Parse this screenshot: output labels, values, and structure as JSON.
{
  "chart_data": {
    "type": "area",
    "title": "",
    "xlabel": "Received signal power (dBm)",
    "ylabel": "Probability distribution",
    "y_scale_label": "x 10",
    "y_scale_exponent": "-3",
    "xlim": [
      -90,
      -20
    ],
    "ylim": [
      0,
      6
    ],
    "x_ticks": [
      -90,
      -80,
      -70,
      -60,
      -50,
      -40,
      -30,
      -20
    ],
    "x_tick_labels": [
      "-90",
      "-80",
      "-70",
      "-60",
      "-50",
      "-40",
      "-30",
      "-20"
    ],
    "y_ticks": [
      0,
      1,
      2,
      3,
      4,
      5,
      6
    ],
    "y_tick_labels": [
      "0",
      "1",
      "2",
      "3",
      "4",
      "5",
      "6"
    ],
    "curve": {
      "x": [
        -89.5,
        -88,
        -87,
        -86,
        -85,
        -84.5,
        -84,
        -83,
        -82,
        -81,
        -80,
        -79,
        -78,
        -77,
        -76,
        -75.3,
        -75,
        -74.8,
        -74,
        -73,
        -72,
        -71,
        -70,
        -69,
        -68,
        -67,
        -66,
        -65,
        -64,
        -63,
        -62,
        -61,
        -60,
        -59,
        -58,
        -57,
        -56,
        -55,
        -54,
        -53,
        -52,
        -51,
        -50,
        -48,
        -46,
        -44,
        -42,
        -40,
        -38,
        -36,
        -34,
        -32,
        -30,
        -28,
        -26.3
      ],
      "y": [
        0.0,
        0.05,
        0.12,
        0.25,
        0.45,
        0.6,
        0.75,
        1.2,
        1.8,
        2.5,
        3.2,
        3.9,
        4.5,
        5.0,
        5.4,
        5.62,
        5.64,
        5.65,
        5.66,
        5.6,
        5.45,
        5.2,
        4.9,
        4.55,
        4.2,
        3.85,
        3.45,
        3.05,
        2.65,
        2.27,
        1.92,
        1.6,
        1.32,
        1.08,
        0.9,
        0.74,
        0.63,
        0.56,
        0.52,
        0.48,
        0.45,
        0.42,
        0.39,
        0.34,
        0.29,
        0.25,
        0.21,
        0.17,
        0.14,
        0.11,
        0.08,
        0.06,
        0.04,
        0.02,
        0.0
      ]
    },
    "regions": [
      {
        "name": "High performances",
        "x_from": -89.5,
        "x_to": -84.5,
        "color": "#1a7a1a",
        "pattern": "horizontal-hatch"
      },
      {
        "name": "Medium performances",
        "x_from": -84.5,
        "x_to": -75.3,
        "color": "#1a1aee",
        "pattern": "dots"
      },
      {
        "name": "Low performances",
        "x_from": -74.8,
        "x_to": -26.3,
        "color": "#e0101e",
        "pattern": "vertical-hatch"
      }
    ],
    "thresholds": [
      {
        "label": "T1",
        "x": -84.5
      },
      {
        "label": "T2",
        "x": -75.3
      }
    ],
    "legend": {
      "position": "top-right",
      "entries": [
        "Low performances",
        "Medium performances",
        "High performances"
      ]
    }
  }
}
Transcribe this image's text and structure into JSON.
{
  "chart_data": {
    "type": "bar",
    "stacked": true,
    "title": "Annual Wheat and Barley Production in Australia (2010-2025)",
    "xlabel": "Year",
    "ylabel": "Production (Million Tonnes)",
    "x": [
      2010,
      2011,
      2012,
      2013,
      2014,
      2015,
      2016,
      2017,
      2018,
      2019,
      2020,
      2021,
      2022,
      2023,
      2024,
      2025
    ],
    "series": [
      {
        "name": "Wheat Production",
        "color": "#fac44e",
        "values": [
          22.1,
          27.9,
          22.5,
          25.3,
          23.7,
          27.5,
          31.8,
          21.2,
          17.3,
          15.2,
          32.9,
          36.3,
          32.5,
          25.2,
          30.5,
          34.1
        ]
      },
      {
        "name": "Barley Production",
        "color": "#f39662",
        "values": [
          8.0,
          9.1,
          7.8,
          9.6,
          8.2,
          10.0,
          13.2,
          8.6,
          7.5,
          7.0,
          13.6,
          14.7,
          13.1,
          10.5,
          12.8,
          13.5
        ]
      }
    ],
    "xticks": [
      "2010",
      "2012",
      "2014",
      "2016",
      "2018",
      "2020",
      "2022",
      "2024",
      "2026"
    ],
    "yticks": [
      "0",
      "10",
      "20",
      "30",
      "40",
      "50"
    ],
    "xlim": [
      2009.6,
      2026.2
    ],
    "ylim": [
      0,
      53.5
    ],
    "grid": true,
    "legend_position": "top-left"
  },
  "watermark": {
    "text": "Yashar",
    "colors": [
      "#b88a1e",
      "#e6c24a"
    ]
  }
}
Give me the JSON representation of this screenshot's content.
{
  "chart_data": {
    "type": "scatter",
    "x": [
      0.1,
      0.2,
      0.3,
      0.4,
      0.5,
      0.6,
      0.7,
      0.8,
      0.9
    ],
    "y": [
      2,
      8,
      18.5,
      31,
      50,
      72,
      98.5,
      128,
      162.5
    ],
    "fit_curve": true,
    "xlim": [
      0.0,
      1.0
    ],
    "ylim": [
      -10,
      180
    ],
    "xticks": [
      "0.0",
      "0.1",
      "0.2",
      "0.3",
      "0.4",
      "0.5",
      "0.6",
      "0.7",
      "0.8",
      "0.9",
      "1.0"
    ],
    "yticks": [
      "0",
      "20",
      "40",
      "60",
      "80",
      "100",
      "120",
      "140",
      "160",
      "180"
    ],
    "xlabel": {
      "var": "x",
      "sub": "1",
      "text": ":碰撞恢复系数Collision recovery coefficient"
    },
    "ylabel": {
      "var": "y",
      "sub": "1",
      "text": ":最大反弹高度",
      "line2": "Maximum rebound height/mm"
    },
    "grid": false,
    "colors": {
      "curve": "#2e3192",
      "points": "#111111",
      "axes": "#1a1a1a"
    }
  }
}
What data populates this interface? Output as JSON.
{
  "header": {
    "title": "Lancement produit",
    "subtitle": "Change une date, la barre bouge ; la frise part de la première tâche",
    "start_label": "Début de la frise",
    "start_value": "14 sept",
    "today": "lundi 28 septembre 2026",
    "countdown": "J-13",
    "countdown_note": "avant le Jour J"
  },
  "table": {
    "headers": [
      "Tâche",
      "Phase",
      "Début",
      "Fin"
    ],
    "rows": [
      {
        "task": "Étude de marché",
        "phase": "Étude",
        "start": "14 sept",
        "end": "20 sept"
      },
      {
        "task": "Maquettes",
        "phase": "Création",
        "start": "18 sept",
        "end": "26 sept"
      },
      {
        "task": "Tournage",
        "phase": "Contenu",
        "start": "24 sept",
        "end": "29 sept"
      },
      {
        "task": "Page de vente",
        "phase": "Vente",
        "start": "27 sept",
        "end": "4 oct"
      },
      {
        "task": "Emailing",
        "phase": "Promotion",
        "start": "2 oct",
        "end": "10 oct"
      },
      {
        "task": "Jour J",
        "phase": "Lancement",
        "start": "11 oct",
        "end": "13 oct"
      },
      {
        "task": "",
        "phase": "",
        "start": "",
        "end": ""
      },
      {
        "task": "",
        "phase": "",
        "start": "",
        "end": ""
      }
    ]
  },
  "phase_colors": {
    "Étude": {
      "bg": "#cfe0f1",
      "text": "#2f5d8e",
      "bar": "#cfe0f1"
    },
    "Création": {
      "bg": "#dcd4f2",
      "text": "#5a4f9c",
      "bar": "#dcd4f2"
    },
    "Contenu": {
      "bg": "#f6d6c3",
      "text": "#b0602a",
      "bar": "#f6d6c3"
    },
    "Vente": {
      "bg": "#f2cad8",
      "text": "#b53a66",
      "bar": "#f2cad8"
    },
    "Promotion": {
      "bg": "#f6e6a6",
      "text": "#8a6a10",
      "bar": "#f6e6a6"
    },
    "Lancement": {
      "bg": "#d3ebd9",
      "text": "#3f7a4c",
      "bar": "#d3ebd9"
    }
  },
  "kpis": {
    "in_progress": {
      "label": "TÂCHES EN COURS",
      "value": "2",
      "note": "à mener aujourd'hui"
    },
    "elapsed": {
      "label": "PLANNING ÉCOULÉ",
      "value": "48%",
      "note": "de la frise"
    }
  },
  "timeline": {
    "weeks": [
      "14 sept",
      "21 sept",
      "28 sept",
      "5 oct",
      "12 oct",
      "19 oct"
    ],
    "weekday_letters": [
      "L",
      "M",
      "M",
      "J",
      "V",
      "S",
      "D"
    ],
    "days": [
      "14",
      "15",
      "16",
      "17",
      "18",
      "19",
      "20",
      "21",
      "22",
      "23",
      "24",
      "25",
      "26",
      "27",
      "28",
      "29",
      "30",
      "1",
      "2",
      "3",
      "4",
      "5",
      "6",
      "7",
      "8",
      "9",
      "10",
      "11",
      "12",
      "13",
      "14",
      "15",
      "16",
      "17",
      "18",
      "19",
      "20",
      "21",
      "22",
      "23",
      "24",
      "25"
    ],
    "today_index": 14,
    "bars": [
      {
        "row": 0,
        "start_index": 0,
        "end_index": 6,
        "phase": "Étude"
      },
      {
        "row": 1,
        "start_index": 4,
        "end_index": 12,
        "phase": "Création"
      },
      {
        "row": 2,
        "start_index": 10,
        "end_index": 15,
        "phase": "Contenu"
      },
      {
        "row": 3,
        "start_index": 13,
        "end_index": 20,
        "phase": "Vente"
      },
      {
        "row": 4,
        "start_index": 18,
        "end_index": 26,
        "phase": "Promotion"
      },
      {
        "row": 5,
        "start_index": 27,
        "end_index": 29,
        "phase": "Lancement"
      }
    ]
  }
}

» **THE EXERCISE**
Copy every line of the records above that contains "pattern".

» **THE COMPLETED TASK**
        "pattern": "horizontal-hatch"
        "pattern": "dots"
        "pattern": "vertical-hatch"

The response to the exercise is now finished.